▶ [DO THIS]: Reproduce exactly the lines from the one containing "Output a JSON" through the end of the listing, minus the pictures.
◆ ◆ ◆ ◆
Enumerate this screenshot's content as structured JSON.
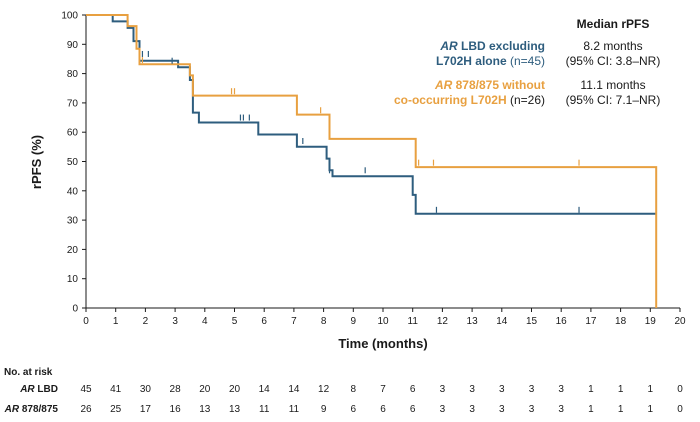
{
  "chart_data": {
    "type": "line",
    "title": "",
    "xlabel": "Time (months)",
    "ylabel": "rPFS (%)",
    "xlim": [
      0,
      20
    ],
    "ylim": [
      0,
      100
    ],
    "xticks": [
      "0",
      "1",
      "2",
      "3",
      "4",
      "5",
      "6",
      "7",
      "8",
      "9",
      "10",
      "11",
      "12",
      "13",
      "14",
      "15",
      "16",
      "17",
      "18",
      "19",
      "20"
    ],
    "yticks": [
      "0",
      "10",
      "20",
      "30",
      "40",
      "50",
      "60",
      "70",
      "80",
      "90",
      "100"
    ],
    "grid": false,
    "colors": {
      "lbd": "#2e5d7e",
      "cohort878": "#e8a040"
    },
    "legend": {
      "header": "Median rPFS",
      "placement": "top-right",
      "entries": [
        {
          "series": "lbd",
          "label_italic": "AR",
          "label_line1": " LBD excluding",
          "label_line2": "L702H alone",
          "label_n": " (n=45)",
          "median_line1": "8.2 months",
          "median_line2": "(95% CI: 3.8–NR)"
        },
        {
          "series": "cohort878",
          "label_italic": "AR",
          "label_line1": " 878/875 without",
          "label_line2": "co-occurring L702H",
          "label_n": " (n=26)",
          "median_line1": "11.1 months",
          "median_line2": "(95% CI: 7.1–NR)"
        }
      ]
    },
    "series": [
      {
        "key": "lbd",
        "steps": [
          [
            0,
            100
          ],
          [
            0.9,
            100
          ],
          [
            0.9,
            97.8
          ],
          [
            1.4,
            97.8
          ],
          [
            1.4,
            95.6
          ],
          [
            1.6,
            95.6
          ],
          [
            1.6,
            91.1
          ],
          [
            1.8,
            91.1
          ],
          [
            1.8,
            84.4
          ],
          [
            3.1,
            84.4
          ],
          [
            3.1,
            82.2
          ],
          [
            3.5,
            82.2
          ],
          [
            3.5,
            77.8
          ],
          [
            3.6,
            77.8
          ],
          [
            3.6,
            66.7
          ],
          [
            3.8,
            66.7
          ],
          [
            3.8,
            63.3
          ],
          [
            5.8,
            63.3
          ],
          [
            5.8,
            59.2
          ],
          [
            7.1,
            59.2
          ],
          [
            7.1,
            55.0
          ],
          [
            8.1,
            55.0
          ],
          [
            8.1,
            51.0
          ],
          [
            8.2,
            51.0
          ],
          [
            8.2,
            47.0
          ],
          [
            8.3,
            47.0
          ],
          [
            8.3,
            45.0
          ],
          [
            11.0,
            45.0
          ],
          [
            11.0,
            38.6
          ],
          [
            11.1,
            38.6
          ],
          [
            11.1,
            32.2
          ],
          [
            19.2,
            32.2
          ]
        ],
        "censored": [
          [
            1.9,
            86.7
          ],
          [
            2.1,
            86.7
          ],
          [
            2.9,
            84.4
          ],
          [
            5.2,
            65.0
          ],
          [
            5.3,
            65.0
          ],
          [
            5.5,
            65.0
          ],
          [
            7.3,
            57.0
          ],
          [
            8.1,
            53.0
          ],
          [
            8.2,
            47.0
          ],
          [
            9.4,
            47.0
          ],
          [
            11.8,
            33.5
          ],
          [
            16.6,
            33.5
          ]
        ]
      },
      {
        "key": "cohort878",
        "steps": [
          [
            0,
            100
          ],
          [
            1.4,
            100
          ],
          [
            1.4,
            96.2
          ],
          [
            1.7,
            96.2
          ],
          [
            1.7,
            88.5
          ],
          [
            1.8,
            88.5
          ],
          [
            1.8,
            83.2
          ],
          [
            3.5,
            83.2
          ],
          [
            3.5,
            79.4
          ],
          [
            3.6,
            79.4
          ],
          [
            3.6,
            72.5
          ],
          [
            7.1,
            72.5
          ],
          [
            7.1,
            66.0
          ],
          [
            8.2,
            66.0
          ],
          [
            8.2,
            57.7
          ],
          [
            11.1,
            57.7
          ],
          [
            11.1,
            48.1
          ],
          [
            19.2,
            48.1
          ],
          [
            19.2,
            0
          ]
        ],
        "censored": [
          [
            1.9,
            84.6
          ],
          [
            4.9,
            74.0
          ],
          [
            5.0,
            74.0
          ],
          [
            7.9,
            67.5
          ],
          [
            8.2,
            59.2
          ],
          [
            11.2,
            49.6
          ],
          [
            11.7,
            49.6
          ],
          [
            16.6,
            49.6
          ]
        ]
      }
    ],
    "at_risk": {
      "title": "No. at risk",
      "times": [
        0,
        1,
        2,
        3,
        4,
        5,
        6,
        7,
        8,
        9,
        10,
        11,
        12,
        13,
        14,
        15,
        16,
        17,
        18,
        19,
        20
      ],
      "rows": [
        {
          "series": "lbd",
          "label_italic": "AR",
          "label_rest": " LBD",
          "counts": [
            45,
            41,
            30,
            28,
            20,
            20,
            14,
            14,
            12,
            8,
            7,
            6,
            3,
            3,
            3,
            3,
            3,
            1,
            1,
            1,
            0
          ]
        },
        {
          "series": "cohort878",
          "label_italic": "AR",
          "label_rest": " 878/875",
          "counts": [
            26,
            25,
            17,
            16,
            13,
            13,
            11,
            11,
            9,
            6,
            6,
            6,
            3,
            3,
            3,
            3,
            3,
            1,
            1,
            1,
            0
          ]
        }
      ]
    }
  }
}
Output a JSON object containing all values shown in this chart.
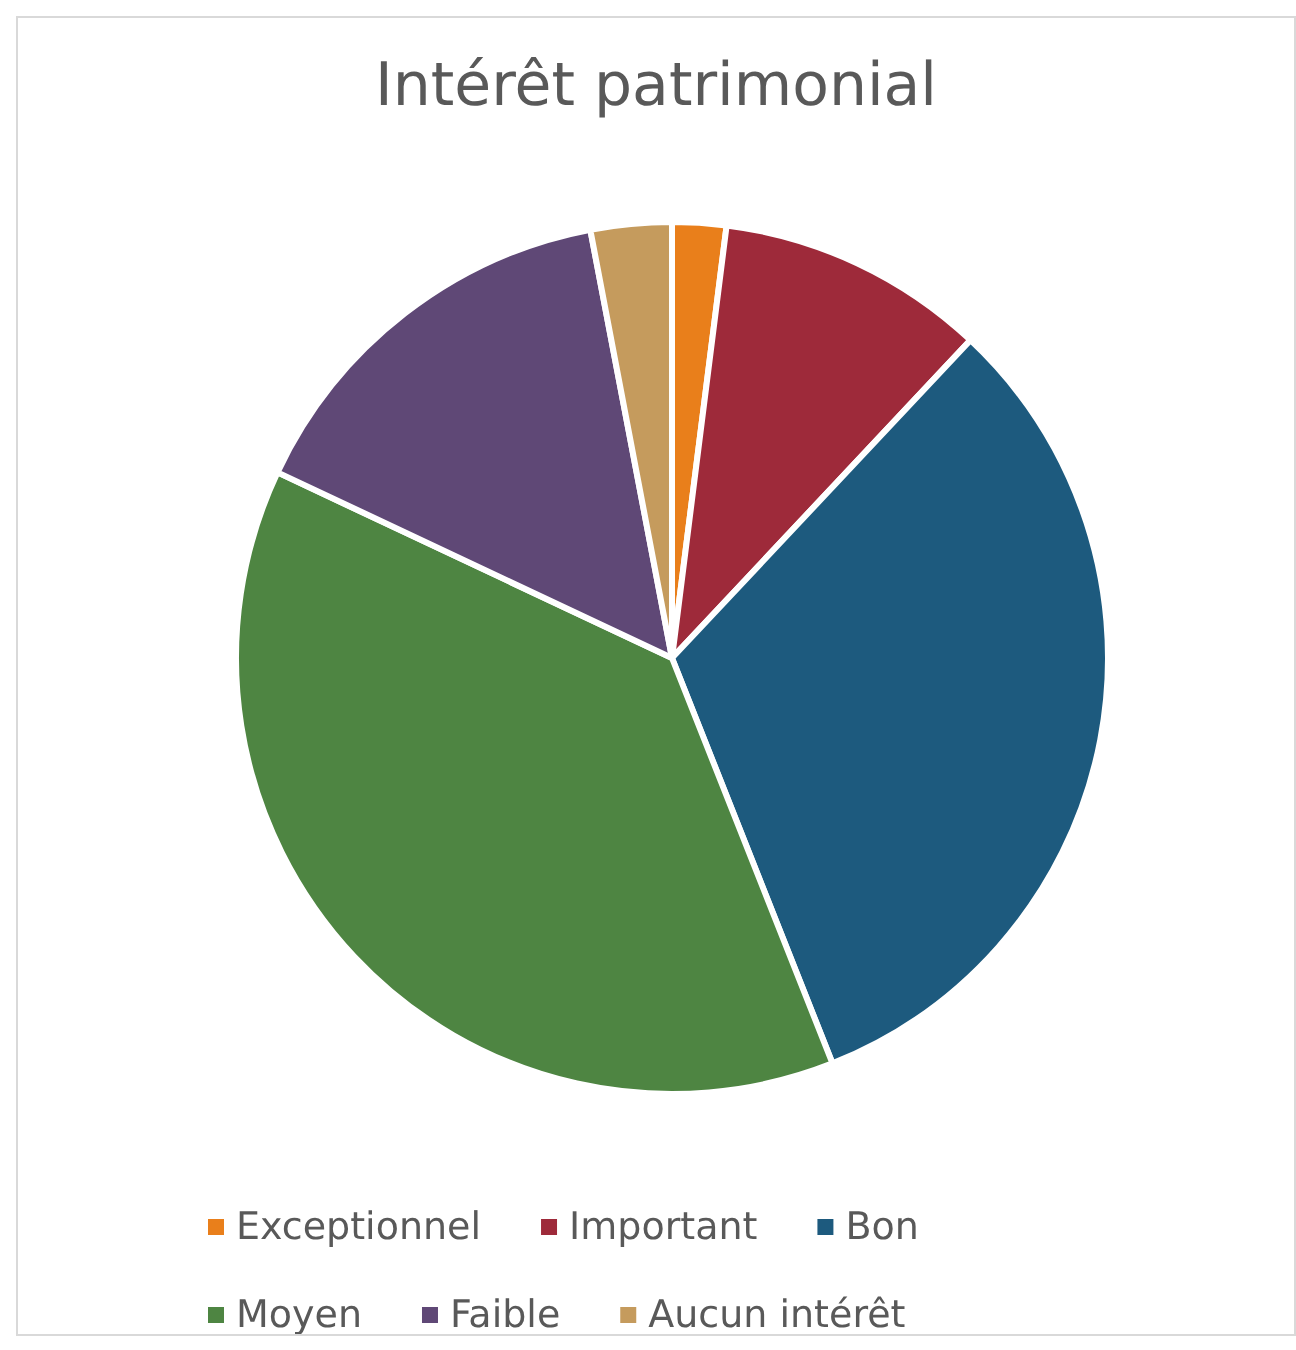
{
  "chart_data": {
    "type": "pie",
    "title": "Intérêt patrimonial",
    "categories": [
      "Exceptionnel",
      "Important",
      "Bon",
      "Moyen",
      "Faible",
      "Aucun intérêt"
    ],
    "values": [
      2,
      10,
      32,
      38,
      15,
      3
    ],
    "colors": [
      "#e97f1b",
      "#9e2a3a",
      "#1d5a7e",
      "#4e8542",
      "#5f4876",
      "#c59b5d"
    ],
    "legend": "bottom"
  }
}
◆ ◆ ◆ ◆
▶ [COMPLETED TASK]:
Output a JSON object containing all values shown in this chart.
{
  "chart_data": {
    "type": "pie",
    "title": "Intérêt patrimonial",
    "categories": [
      "Exceptionnel",
      "Important",
      "Bon",
      "Moyen",
      "Faible",
      "Aucun intérêt"
    ],
    "values": [
      2,
      10,
      32,
      38,
      15,
      3
    ],
    "colors": [
      "#e97f1b",
      "#9e2a3a",
      "#1d5a7e",
      "#4e8542",
      "#5f4876",
      "#c59b5d"
    ],
    "legend": "bottom"
  }
}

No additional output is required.